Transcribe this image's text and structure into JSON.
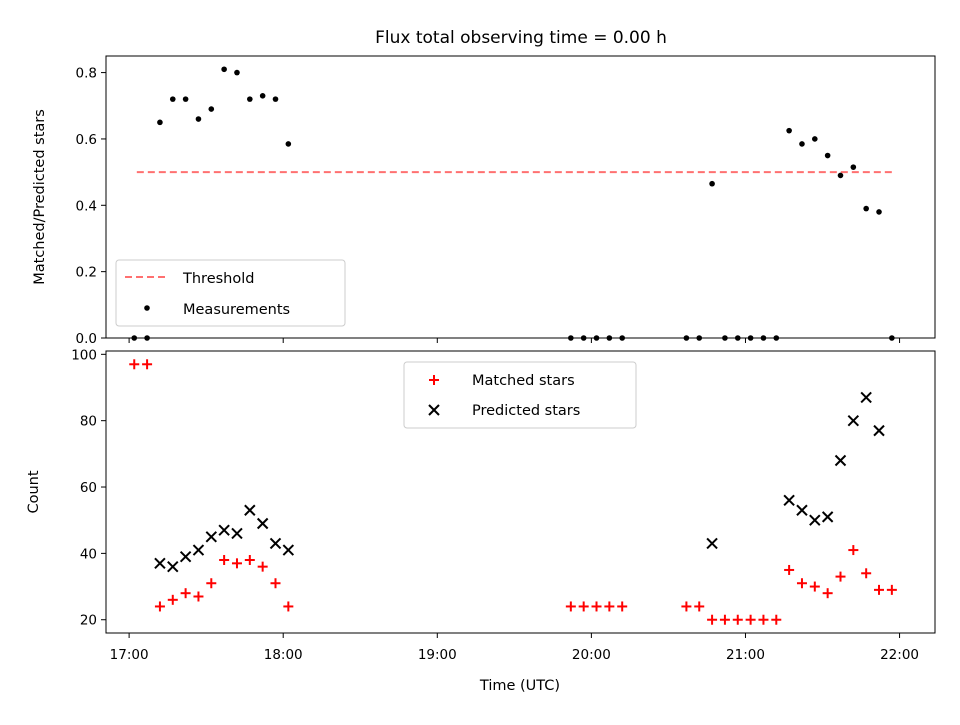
{
  "chart_data": [
    {
      "type": "scatter",
      "title": "Flux total observing time = 0.00 h",
      "xlabel": "",
      "ylabel": "Matched/Predicted stars",
      "ylim": [
        0,
        0.85
      ],
      "yticks": [
        "0.0",
        "0.2",
        "0.4",
        "0.6",
        "0.8"
      ],
      "ytick_values": [
        0,
        0.2,
        0.4,
        0.6,
        0.8
      ],
      "xlim_hours": [
        16.85,
        22.23
      ],
      "legend_position": "lower-left",
      "grid": false,
      "threshold": {
        "name": "Threshold",
        "value": 0.5,
        "x_start": 17.05,
        "x_end": 21.95,
        "color": "#ff7070",
        "style": "dashed"
      },
      "series": [
        {
          "name": "Measurements",
          "marker": "dot",
          "color": "#000000",
          "x_time": [
            "17:02",
            "17:07",
            "17:12",
            "17:17",
            "17:22",
            "17:27",
            "17:32",
            "17:37",
            "17:42",
            "17:47",
            "17:52",
            "17:57",
            "18:02",
            "19:52",
            "19:57",
            "20:02",
            "20:07",
            "20:12",
            "20:37",
            "20:42",
            "20:47",
            "20:52",
            "20:57",
            "21:02",
            "21:07",
            "21:12",
            "21:17",
            "21:22",
            "21:27",
            "21:32",
            "21:37",
            "21:42",
            "21:47",
            "21:52",
            "21:57"
          ],
          "y": [
            0.0,
            0.0,
            0.65,
            0.72,
            0.72,
            0.66,
            0.69,
            0.81,
            0.8,
            0.72,
            0.73,
            0.72,
            0.585,
            0.0,
            0.0,
            0.0,
            0.0,
            0.0,
            0.0,
            0.0,
            0.465,
            0.0,
            0.0,
            0.0,
            0.0,
            0.0,
            0.625,
            0.585,
            0.6,
            0.55,
            0.49,
            0.515,
            0.39,
            0.38,
            0.0
          ]
        }
      ]
    },
    {
      "type": "scatter",
      "title": "",
      "xlabel": "Time (UTC)",
      "ylabel": "Count",
      "ylim": [
        16,
        101
      ],
      "yticks": [
        "20",
        "40",
        "60",
        "80",
        "100"
      ],
      "ytick_values": [
        20,
        40,
        60,
        80,
        100
      ],
      "xticks": [
        "17:00",
        "18:00",
        "19:00",
        "20:00",
        "21:00",
        "22:00"
      ],
      "xtick_hours": [
        17,
        18,
        19,
        20,
        21,
        22
      ],
      "xlim_hours": [
        16.85,
        22.23
      ],
      "legend_position": "upper-center",
      "grid": false,
      "series": [
        {
          "name": "Matched stars",
          "marker": "plus",
          "color": "#ff0000",
          "x_time": [
            "17:02",
            "17:07",
            "17:12",
            "17:17",
            "17:22",
            "17:27",
            "17:32",
            "17:37",
            "17:42",
            "17:47",
            "17:52",
            "17:57",
            "18:02",
            "19:52",
            "19:57",
            "20:02",
            "20:07",
            "20:12",
            "20:37",
            "20:42",
            "20:47",
            "20:52",
            "20:57",
            "21:02",
            "21:07",
            "21:12",
            "21:17",
            "21:22",
            "21:27",
            "21:32",
            "21:37",
            "21:42",
            "21:47",
            "21:52",
            "21:57"
          ],
          "y": [
            97,
            97,
            24,
            26,
            28,
            27,
            31,
            38,
            37,
            38,
            36,
            31,
            24,
            24,
            24,
            24,
            24,
            24,
            24,
            24,
            20,
            20,
            20,
            20,
            20,
            20,
            35,
            31,
            30,
            28,
            33,
            41,
            34,
            29,
            29
          ]
        },
        {
          "name": "Predicted stars",
          "marker": "x",
          "color": "#000000",
          "x_time": [
            "17:12",
            "17:17",
            "17:22",
            "17:27",
            "17:32",
            "17:37",
            "17:42",
            "17:47",
            "17:52",
            "17:57",
            "18:02",
            "20:47",
            "21:17",
            "21:22",
            "21:27",
            "21:32",
            "21:37",
            "21:42",
            "21:47",
            "21:52"
          ],
          "y": [
            37,
            36,
            39,
            41,
            45,
            47,
            46,
            53,
            49,
            43,
            41,
            43,
            56,
            53,
            50,
            51,
            68,
            80,
            87,
            77
          ]
        }
      ]
    }
  ]
}
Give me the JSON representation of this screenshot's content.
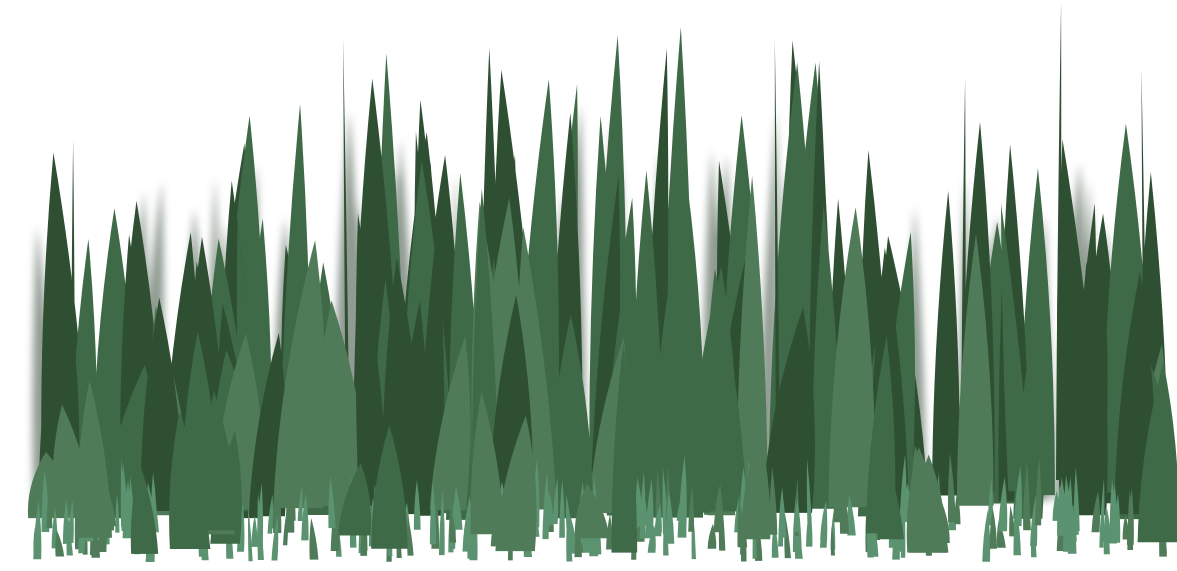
{
  "scene": {
    "subject": "grass-field",
    "background_color": "#ffffff",
    "palette": {
      "blade_dark": "#2f4f33",
      "blade_mid": "#3f6a47",
      "blade_light": "#4f7b58",
      "shadow": "#7d8a7f",
      "stubble": "#5b9270"
    }
  }
}
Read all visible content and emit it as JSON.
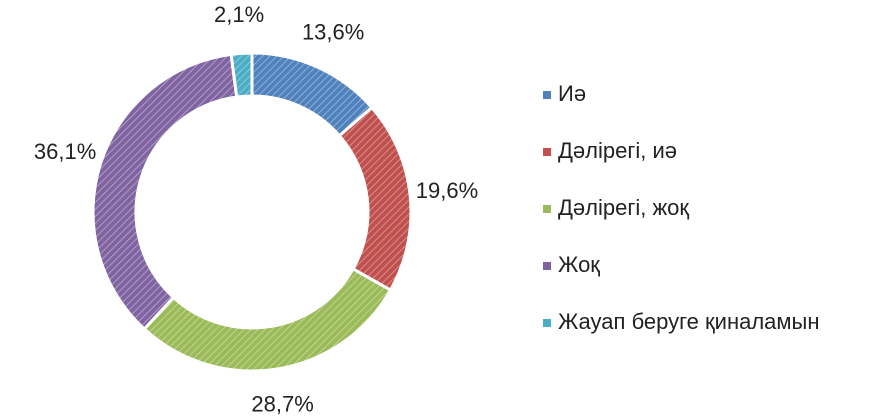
{
  "chart_data": {
    "type": "donut",
    "categories": [
      "Иә",
      "Дәлірегі, иә",
      "Дәлірегі, жоқ",
      "Жоқ",
      "Жауап беруге қиналамын"
    ],
    "values": [
      13.6,
      19.6,
      28.7,
      36.1,
      2.1
    ],
    "value_labels": [
      "13,6%",
      "19,6%",
      "28,7%",
      "36,1%",
      "2,1%"
    ],
    "colors": [
      "#4f81bd",
      "#c0504d",
      "#9bbb59",
      "#8064a2",
      "#4bacc6"
    ],
    "legend": "right"
  }
}
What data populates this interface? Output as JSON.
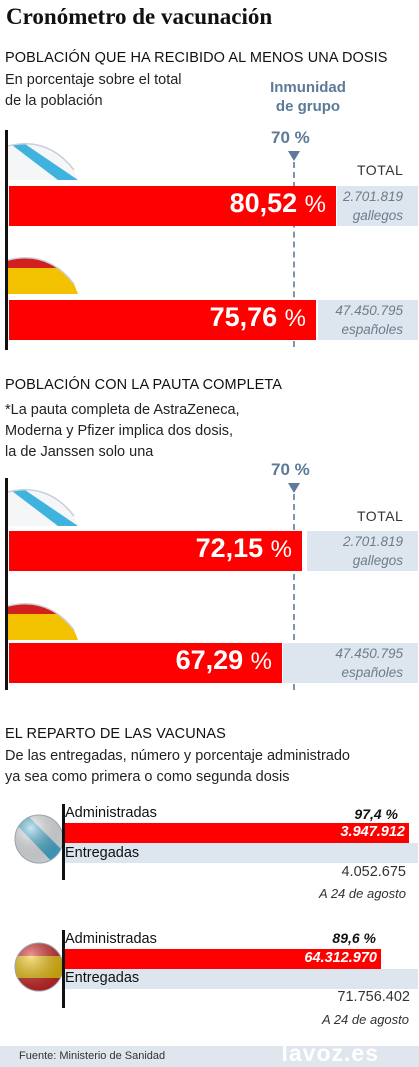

==*==

#### WRITTEN INSTRUCTION:
Nothing in the entries should change as you copy them, except that the pictures are left out.

#### FINISHED ANSWER:
Transcribe this image's text and structure into JSON.
{
  "chart_data": [
    {
      "type": "scatter",
      "title": "Flux total observing time = 0.00 h",
      "xlabel": "",
      "ylabel": "Matched/Predicted stars",
      "ylim": [
        0,
        0.85
      ],
      "yticks": [
        "0.0",
        "0.2",
        "0.4",
        "0.6",
        "0.8"
      ],
      "ytick_values": [
        0,
        0.2,
        0.4,
        0.6,
        0.8
      ],
      "xlim_hours": [
        16.85,
        22.23
      ],
      "legend_position": "lower-left",
      "grid": false,
      "threshold": {
        "name": "Threshold",
        "value": 0.5,
        "x_start": 17.05,
        "x_end": 21.95,
        "color": "#ff7070",
        "style": "dashed"
      },
      "series": [
        {
          "name": "Measurements",
          "marker": "dot",
          "color": "#000000",
          "x_time": [
            "17:02",
            "17:07",
            "17:12",
            "17:17",
            "17:22",
            "17:27",
            "17:32",
            "17:37",
            "17:42",
            "17:47",
            "17:52",
            "17:57",
            "18:02",
            "19:52",
            "19:57",
            "20:02",
            "20:07",
            "20:12",
            "20:37",
            "20:42",
            "20:47",
            "20:52",
            "20:57",
            "21:02",
            "21:07",
            "21:12",
            "21:17",
            "21:22",
            "21:27",
            "21:32",
            "21:37",
            "21:42",
            "21:47",
            "21:52",
            "21:57"
          ],
          "y": [
            0.0,
            0.0,
            0.65,
            0.72,
            0.72,
            0.66,
            0.69,
            0.81,
            0.8,
            0.72,
            0.73,
            0.72,
            0.585,
            0.0,
            0.0,
            0.0,
            0.0,
            0.0,
            0.0,
            0.0,
            0.465,
            0.0,
            0.0,
            0.0,
            0.0,
            0.0,
            0.625,
            0.585,
            0.6,
            0.55,
            0.49,
            0.515,
            0.39,
            0.38,
            0.0
          ]
        }
      ]
    },
    {
      "type": "scatter",
      "title": "",
      "xlabel": "Time (UTC)",
      "ylabel": "Count",
      "ylim": [
        16,
        101
      ],
      "yticks": [
        "20",
        "40",
        "60",
        "80",
        "100"
      ],
      "ytick_values": [
        20,
        40,
        60,
        80,
        100
      ],
      "xticks": [
        "17:00",
        "18:00",
        "19:00",
        "20:00",
        "21:00",
        "22:00"
      ],
      "xtick_hours": [
        17,
        18,
        19,
        20,
        21,
        22
      ],
      "xlim_hours": [
        16.85,
        22.23
      ],
      "legend_position": "upper-center",
      "grid": false,
      "series": [
        {
          "name": "Matched stars",
          "marker": "plus",
          "color": "#ff0000",
          "x_time": [
            "17:02",
            "17:07",
            "17:12",
            "17:17",
            "17:22",
            "17:27",
            "17:32",
            "17:37",
            "17:42",
            "17:47",
            "17:52",
            "17:57",
            "18:02",
            "19:52",
            "19:57",
            "20:02",
            "20:07",
            "20:12",
            "20:37",
            "20:42",
            "20:47",
            "20:52",
            "20:57",
            "21:02",
            "21:07",
            "21:12",
            "21:17",
            "21:22",
            "21:27",
            "21:32",
            "21:37",
            "21:42",
            "21:47",
            "21:52",
            "21:57"
          ],
          "y": [
            97,
            97,
            24,
            26,
            28,
            27,
            31,
            38,
            37,
            38,
            36,
            31,
            24,
            24,
            24,
            24,
            24,
            24,
            24,
            24,
            20,
            20,
            20,
            20,
            20,
            20,
            35,
            31,
            30,
            28,
            33,
            41,
            34,
            29,
            29
          ]
        },
        {
          "name": "Predicted stars",
          "marker": "x",
          "color": "#000000",
          "x_time": [
            "17:12",
            "17:17",
            "17:22",
            "17:27",
            "17:32",
            "17:37",
            "17:42",
            "17:47",
            "17:52",
            "17:57",
            "18:02",
            "20:47",
            "21:17",
            "21:22",
            "21:27",
            "21:32",
            "21:37",
            "21:42",
            "21:47",
            "21:52"
          ],
          "y": [
            37,
            36,
            39,
            41,
            45,
            47,
            46,
            53,
            49,
            43,
            41,
            43,
            56,
            53,
            50,
            51,
            68,
            80,
            87,
            77
          ]
        }
      ]
    }
  ]
}
Give me the JSON representation of this screenshot's content.
{
  "scene": {
    "subject": "grass-field",
    "background_color": "#ffffff",
    "palette": {
      "blade_dark": "#2f4f33",
      "blade_mid": "#3f6a47",
      "blade_light": "#4f7b58",
      "shadow": "#7d8a7f",
      "stubble": "#5b9270"
    }
  }
}
Read all visible content and emit it as JSON.
{
  "chart_data": {
    "type": "donut",
    "categories": [
      "Иә",
      "Дәлірегі, иә",
      "Дәлірегі, жоқ",
      "Жоқ",
      "Жауап беруге қиналамын"
    ],
    "values": [
      13.6,
      19.6,
      28.7,
      36.1,
      2.1
    ],
    "value_labels": [
      "13,6%",
      "19,6%",
      "28,7%",
      "36,1%",
      "2,1%"
    ],
    "colors": [
      "#4f81bd",
      "#c0504d",
      "#9bbb59",
      "#8064a2",
      "#4bacc6"
    ],
    "legend": "right"
  }
}
What data populates this interface? Output as JSON.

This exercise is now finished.